Take every line that has the string "black" and copy it out.

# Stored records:
::::
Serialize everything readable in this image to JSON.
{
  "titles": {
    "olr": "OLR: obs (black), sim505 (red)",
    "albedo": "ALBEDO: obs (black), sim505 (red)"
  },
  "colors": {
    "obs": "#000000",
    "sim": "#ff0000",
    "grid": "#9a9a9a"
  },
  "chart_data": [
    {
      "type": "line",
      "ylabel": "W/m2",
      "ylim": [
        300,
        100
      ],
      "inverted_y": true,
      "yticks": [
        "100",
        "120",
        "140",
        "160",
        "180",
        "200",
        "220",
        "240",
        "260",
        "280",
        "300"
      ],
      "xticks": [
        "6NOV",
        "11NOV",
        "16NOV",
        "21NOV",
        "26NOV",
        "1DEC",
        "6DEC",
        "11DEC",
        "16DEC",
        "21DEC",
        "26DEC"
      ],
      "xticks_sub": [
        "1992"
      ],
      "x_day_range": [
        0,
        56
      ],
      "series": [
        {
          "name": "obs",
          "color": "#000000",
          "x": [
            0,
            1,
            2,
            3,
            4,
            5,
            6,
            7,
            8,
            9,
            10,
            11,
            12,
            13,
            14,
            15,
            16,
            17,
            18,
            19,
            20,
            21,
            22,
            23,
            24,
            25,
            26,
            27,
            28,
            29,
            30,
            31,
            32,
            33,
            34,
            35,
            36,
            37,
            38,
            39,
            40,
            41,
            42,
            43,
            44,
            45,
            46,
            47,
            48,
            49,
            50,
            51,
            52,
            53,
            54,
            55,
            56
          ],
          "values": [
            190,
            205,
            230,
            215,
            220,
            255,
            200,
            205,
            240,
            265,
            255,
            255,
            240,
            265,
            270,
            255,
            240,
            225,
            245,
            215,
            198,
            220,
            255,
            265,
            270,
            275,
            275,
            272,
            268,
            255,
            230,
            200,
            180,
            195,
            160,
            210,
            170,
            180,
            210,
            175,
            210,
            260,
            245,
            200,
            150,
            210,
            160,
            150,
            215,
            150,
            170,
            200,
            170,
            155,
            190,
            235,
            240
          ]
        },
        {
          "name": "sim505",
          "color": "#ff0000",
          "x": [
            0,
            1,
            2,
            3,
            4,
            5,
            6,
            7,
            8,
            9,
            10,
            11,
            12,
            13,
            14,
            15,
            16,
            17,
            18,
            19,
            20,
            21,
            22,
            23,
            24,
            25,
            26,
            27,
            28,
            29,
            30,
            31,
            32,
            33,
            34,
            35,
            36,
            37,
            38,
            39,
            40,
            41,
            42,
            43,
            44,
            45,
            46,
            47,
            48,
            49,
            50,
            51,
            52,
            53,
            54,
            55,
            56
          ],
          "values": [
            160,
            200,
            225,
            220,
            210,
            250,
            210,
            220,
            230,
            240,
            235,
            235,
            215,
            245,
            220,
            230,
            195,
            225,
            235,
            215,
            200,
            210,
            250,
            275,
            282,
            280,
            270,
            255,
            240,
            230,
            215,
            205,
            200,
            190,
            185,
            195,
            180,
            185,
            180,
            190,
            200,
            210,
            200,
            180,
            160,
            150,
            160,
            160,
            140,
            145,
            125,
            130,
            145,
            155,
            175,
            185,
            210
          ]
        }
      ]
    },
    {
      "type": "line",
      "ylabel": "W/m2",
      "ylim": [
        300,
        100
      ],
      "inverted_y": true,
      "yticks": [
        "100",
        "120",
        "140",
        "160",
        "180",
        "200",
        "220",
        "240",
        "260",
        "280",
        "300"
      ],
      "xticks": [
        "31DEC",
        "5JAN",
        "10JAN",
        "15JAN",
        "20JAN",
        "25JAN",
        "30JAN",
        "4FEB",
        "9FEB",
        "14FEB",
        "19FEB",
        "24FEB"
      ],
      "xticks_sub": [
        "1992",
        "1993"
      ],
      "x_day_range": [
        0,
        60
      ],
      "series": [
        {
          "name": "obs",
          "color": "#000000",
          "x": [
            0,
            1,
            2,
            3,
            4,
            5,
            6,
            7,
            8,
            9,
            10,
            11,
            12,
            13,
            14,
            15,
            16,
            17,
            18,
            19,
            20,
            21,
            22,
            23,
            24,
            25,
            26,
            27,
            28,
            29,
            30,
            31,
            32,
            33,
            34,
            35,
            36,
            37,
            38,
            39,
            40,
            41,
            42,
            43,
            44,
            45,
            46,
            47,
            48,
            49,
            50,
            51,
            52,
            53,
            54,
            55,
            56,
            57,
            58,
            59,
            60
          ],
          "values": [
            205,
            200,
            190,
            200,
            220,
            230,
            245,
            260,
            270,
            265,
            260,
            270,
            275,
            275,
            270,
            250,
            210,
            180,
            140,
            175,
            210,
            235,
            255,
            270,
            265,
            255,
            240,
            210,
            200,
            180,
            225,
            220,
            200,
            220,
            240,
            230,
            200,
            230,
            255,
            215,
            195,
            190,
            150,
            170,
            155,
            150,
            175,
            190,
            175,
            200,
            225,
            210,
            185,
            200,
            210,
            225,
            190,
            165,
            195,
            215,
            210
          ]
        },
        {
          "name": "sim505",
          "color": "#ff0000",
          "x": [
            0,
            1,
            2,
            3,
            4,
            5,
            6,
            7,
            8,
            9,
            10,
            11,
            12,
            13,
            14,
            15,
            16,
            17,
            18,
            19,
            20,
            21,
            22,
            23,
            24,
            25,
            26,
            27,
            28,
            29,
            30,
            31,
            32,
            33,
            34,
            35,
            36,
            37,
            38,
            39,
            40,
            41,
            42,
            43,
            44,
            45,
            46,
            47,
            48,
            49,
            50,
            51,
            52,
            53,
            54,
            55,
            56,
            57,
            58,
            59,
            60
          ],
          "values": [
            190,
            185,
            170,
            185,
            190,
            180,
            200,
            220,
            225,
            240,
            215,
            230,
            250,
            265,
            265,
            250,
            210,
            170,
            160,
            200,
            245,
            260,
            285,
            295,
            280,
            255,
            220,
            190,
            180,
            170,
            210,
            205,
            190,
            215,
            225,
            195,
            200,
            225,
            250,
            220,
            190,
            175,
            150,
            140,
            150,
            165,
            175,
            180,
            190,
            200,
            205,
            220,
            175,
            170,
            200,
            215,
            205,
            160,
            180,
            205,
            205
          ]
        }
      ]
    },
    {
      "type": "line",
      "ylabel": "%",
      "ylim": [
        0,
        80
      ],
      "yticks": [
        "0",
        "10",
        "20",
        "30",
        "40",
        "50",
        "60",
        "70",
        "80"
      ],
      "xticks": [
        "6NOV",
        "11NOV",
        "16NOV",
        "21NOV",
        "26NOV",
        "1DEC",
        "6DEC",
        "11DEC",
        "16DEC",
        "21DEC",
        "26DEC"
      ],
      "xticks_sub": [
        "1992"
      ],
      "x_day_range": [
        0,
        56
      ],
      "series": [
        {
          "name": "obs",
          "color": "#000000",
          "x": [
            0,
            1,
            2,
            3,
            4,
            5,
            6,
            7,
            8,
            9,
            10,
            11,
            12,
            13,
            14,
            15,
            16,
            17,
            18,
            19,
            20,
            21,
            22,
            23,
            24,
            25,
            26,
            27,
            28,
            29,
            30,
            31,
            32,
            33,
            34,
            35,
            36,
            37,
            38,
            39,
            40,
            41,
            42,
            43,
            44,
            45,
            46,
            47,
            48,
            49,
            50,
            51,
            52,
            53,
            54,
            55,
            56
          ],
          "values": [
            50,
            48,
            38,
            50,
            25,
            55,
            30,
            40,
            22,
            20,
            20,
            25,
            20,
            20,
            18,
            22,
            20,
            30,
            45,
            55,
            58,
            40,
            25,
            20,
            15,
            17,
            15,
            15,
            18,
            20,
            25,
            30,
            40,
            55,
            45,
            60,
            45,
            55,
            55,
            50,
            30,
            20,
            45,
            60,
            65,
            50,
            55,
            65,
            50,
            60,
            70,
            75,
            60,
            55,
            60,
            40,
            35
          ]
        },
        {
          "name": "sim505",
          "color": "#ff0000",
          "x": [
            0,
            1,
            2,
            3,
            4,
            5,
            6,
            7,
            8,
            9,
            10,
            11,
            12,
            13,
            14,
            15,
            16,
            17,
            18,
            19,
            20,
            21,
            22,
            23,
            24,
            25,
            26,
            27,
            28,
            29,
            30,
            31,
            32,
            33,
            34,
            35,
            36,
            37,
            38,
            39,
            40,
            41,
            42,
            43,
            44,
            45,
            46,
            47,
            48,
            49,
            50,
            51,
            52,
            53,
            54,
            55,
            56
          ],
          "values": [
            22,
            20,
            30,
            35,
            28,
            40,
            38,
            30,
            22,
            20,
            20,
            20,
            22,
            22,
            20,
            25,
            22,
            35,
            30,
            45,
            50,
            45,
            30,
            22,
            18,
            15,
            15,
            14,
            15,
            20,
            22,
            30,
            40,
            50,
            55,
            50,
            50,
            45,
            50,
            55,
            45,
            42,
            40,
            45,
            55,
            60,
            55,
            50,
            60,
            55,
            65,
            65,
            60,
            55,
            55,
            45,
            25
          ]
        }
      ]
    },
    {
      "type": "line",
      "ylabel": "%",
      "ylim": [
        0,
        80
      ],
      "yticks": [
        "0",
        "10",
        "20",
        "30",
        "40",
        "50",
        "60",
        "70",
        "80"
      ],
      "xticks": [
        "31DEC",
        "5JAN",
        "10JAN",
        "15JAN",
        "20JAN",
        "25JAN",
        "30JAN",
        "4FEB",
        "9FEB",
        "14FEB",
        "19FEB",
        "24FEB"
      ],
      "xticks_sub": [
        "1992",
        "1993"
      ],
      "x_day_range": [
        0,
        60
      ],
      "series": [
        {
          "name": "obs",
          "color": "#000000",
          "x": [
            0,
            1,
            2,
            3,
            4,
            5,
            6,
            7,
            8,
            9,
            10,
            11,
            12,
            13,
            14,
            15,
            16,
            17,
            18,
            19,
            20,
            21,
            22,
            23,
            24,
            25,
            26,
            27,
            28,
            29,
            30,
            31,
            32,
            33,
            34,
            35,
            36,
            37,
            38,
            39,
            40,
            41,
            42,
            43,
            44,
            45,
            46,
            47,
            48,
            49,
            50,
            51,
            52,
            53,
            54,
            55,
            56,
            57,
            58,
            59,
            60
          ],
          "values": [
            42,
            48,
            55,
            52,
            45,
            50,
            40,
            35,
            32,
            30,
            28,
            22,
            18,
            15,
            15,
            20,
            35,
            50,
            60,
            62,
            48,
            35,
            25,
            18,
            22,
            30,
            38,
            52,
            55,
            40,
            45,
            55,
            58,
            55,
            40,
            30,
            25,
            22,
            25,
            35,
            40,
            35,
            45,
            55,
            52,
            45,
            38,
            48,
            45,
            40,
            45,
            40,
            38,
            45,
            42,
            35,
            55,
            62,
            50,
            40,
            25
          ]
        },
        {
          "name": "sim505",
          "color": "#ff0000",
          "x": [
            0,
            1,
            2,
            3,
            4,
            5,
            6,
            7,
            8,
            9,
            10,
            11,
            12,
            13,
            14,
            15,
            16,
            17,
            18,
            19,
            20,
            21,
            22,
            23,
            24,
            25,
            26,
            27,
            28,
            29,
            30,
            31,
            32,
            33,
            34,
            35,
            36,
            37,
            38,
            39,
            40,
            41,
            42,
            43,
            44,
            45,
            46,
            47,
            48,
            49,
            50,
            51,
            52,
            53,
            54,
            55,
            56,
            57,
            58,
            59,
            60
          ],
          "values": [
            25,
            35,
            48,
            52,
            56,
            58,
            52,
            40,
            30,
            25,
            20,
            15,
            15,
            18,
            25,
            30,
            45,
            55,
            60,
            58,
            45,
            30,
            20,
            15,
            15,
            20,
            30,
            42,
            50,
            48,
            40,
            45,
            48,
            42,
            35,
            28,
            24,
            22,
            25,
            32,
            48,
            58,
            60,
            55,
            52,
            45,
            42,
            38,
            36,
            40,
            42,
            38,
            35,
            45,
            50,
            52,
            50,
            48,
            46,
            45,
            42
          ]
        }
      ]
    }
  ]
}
::::
# Response to this exercise:
    "olr": "OLR: obs (black), sim505 (red)",
    "albedo": "ALBEDO: obs (black), sim505 (red)"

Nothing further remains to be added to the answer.